• _Exercise objective_
Copy each of the entries below faithfully, setting aside any pictures.

• _Entries shown_
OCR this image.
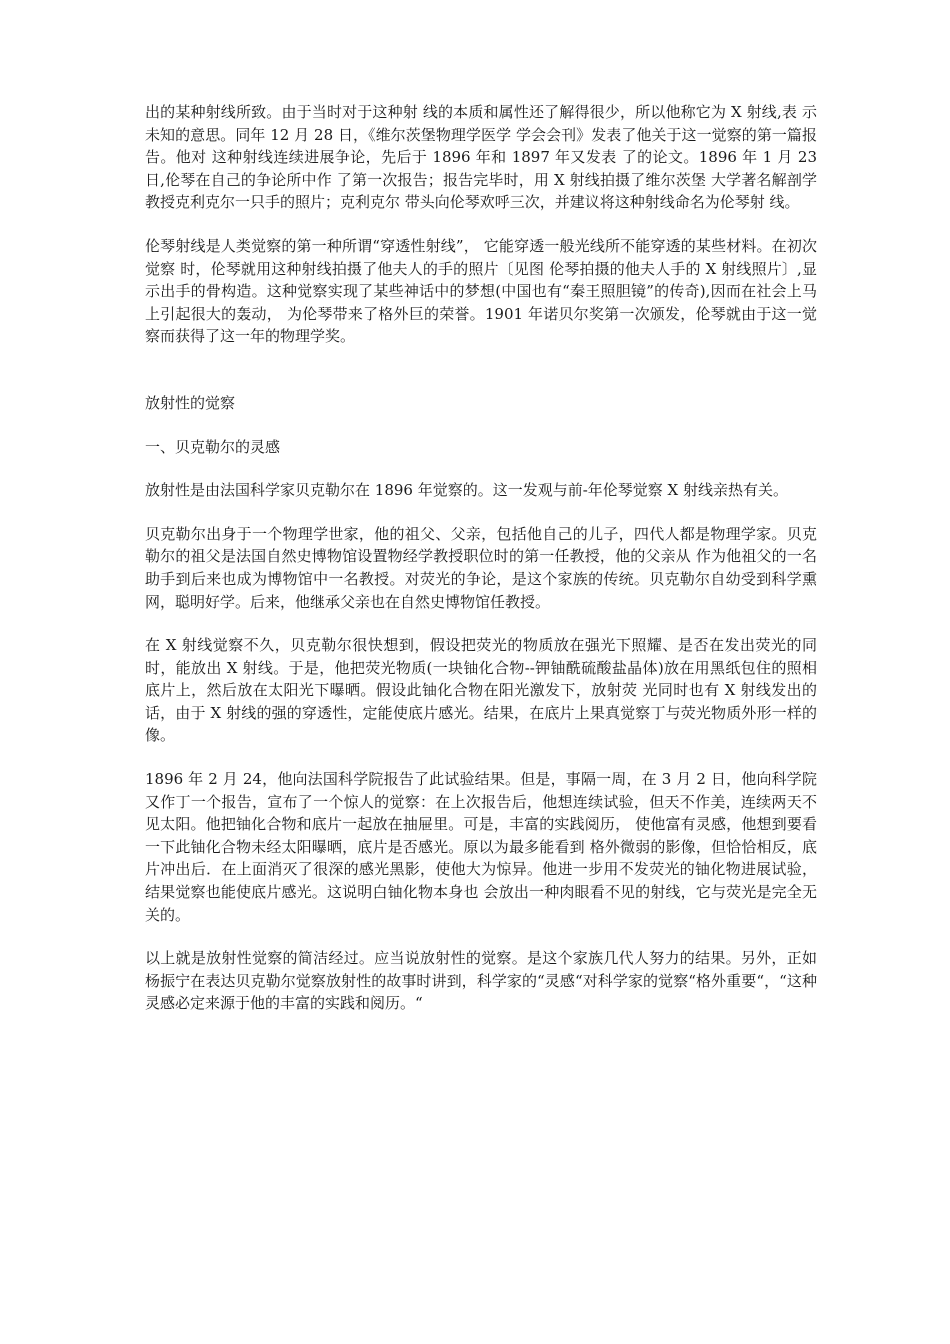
出的某种射线所致。由于当时对于这种射 线的本质和属性还了解得很少，所以他称它为 X 射线,表 示未知的意思。同年 12 月 28 日，《维尔茨堡物理学医学 学会会刊》发表了他关于这一觉察的第一篇报告。他对 这种射线连续进展争论，先后于 1896 年和 1897 年又发表 了的论文。1896 年 1 月 23 日,伦琴在自己的争论所中作 了第一次报告；报告完毕时，用 X 射线拍摄了维尔茨堡 大学著名解剖学教授克利克尔一只手的照片；克利克尔 带头向伦琴欢呼三次，并建议将这种射线命名为伦琴射 线。

伦琴射线是人类觉察的第一种所谓“穿透性射线”， 它能穿透一般光线所不能穿透的某些材料。在初次觉察 时，伦琴就用这种射线拍摄了他夫人的手的照片〔见图 伦琴拍摄的他夫人手的 X 射线照片〕,显示出手的骨构造。这种觉察实现了某些神话中的梦想(中国也有“秦王照胆镜”的传奇),因而在社会上马上引起很大的轰动， 为伦琴带来了格外巨的荣誉。1901 年诺贝尔奖第一次颁发，伦琴就由于这一觉察而获得了这一年的物理学奖。

放射性的觉察

一、贝克勒尔的灵感

放射性是由法国科学家贝克勒尔在 1896 年觉察的。这一发观与前-年伦琴觉察 X 射线亲热有关。

贝克勒尔出身于一个物理学世家，他的祖父、父亲，包括他自己的儿子，四代人都是物理学家。贝克勒尔的祖父是法国自然史博物馆设置物经学教授职位时的第一任教授，他的父亲从 作为他祖父的一名助手到后来也成为博物馆中一名教授。对荧光的争论，是这个家族的传统。贝克勒尔自幼受到科学熏网，聪明好学。后来，他继承父亲也在自然史博物馆任教授。

在 X 射线觉察不久，贝克勒尔很快想到，假设把荧光的物质放在强光下照耀、是否在发出荧光的同时，能放出 X 射线。于是，他把荧光物质(一块铀化合物--钾铀酰硫酸盐晶体)放在用黑纸包住的照相底片上，然后放在太阳光下曝晒。假设此铀化合物在阳光激发下，放射荧 光同时也有 X 射线发出的话，由于 X 射线的强的穿透性，定能使底片感光。结果，在底片上果真觉察丁与荧光物质外形一样的像。

1896 年 2 月 24，他向法国科学院报告了此试验结果。但是，事隔一周，在 3 月 2 日，他向科学院又作丁一个报告，宣布了一个惊人的觉察：在上次报告后，他想连续试验，但天不作美，连续两天不见太阳。他把铀化合物和底片一起放在抽屉里。可是，丰富的实践阅历， 使他富有灵感，他想到要看一下此铀化合物未经太阳曝晒，底片是否感光。原以为最多能看到 格外微弱的影像，但恰恰相反，底片冲出后．在上面消灭了很深的感光黑影，使他大为惊异。他进一步用不发荧光的铀化物进展试验，结果觉察也能使底片感光。这说明白铀化物本身也 会放出一种肉眼看不见的射线，它与荧光是完全无关的。

以上就是放射性觉察的简洁经过。应当说放射性的觉察。是这个家族几代人努力的结果。另外，正如杨振宁在表达贝克勒尔觉察放射性的故事时讲到，科学家的“灵感“对科学家的觉察“格外重要“，“这种灵感必定来源于他的丰富的实践和阅历。“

• _Answer to this exercise_
OCR this image.
出的某种射线所致。由于当时对于这种射 线的本质和属性还了解得很少，所以他称它为 X 射线,表 示未知的意思。同年 12 月 28 日，《维尔茨堡物理学医学 学会会刊》发表了他关于这一觉察的第一篇报告。他对 这种射线连续进展争论，先后于 1896 年和 1897 年又发表 了的论文。1896 年 1 月 23 日,伦琴在自己的争论所中作 了第一次报告；报告完毕时，用 X 射线拍摄了维尔茨堡 大学著名解剖学教授克利克尔一只手的照片；克利克尔 带头向伦琴欢呼三次，并建议将这种射线命名为伦琴射 线。

伦琴射线是人类觉察的第一种所谓“穿透性射线”， 它能穿透一般光线所不能穿透的某些材料。在初次觉察 时，伦琴就用这种射线拍摄了他夫人的手的照片〔见图 伦琴拍摄的他夫人手的 X 射线照片〕,显示出手的骨构造。这种觉察实现了某些神话中的梦想(中国也有“秦王照胆镜”的传奇),因而在社会上马上引起很大的轰动， 为伦琴带来了格外巨的荣誉。1901 年诺贝尔奖第一次颁发，伦琴就由于这一觉察而获得了这一年的物理学奖。

放射性的觉察

一、贝克勒尔的灵感

放射性是由法国科学家贝克勒尔在 1896 年觉察的。这一发观与前-年伦琴觉察 X 射线亲热有关。

贝克勒尔出身于一个物理学世家，他的祖父、父亲，包括他自己的儿子，四代人都是物理学家。贝克勒尔的祖父是法国自然史博物馆设置物经学教授职位时的第一任教授，他的父亲从 作为他祖父的一名助手到后来也成为博物馆中一名教授。对荧光的争论，是这个家族的传统。贝克勒尔自幼受到科学熏网，聪明好学。后来，他继承父亲也在自然史博物馆任教授。

在 X 射线觉察不久，贝克勒尔很快想到，假设把荧光的物质放在强光下照耀、是否在发出荧光的同时，能放出 X 射线。于是，他把荧光物质(一块铀化合物--钾铀酰硫酸盐晶体)放在用黑纸包住的照相底片上，然后放在太阳光下曝晒。假设此铀化合物在阳光激发下，放射荧 光同时也有 X 射线发出的话，由于 X 射线的强的穿透性，定能使底片感光。结果，在底片上果真觉察丁与荧光物质外形一样的像。

1896 年 2 月 24，他向法国科学院报告了此试验结果。但是，事隔一周，在 3 月 2 日，他向科学院又作丁一个报告，宣布了一个惊人的觉察：在上次报告后，他想连续试验，但天不作美，连续两天不见太阳。他把铀化合物和底片一起放在抽屉里。可是，丰富的实践阅历， 使他富有灵感，他想到要看一下此铀化合物未经太阳曝晒，底片是否感光。原以为最多能看到 格外微弱的影像，但恰恰相反，底片冲出后．在上面消灭了很深的感光黑影，使他大为惊异。他进一步用不发荧光的铀化物进展试验，结果觉察也能使底片感光。这说明白铀化物本身也 会放出一种肉眼看不见的射线，它与荧光是完全无关的。

以上就是放射性觉察的简洁经过。应当说放射性的觉察。是这个家族几代人努力的结果。另外，正如杨振宁在表达贝克勒尔觉察放射性的故事时讲到，科学家的“灵感“对科学家的觉察“格外重要“，“这种灵感必定来源于他的丰富的实践和阅历。“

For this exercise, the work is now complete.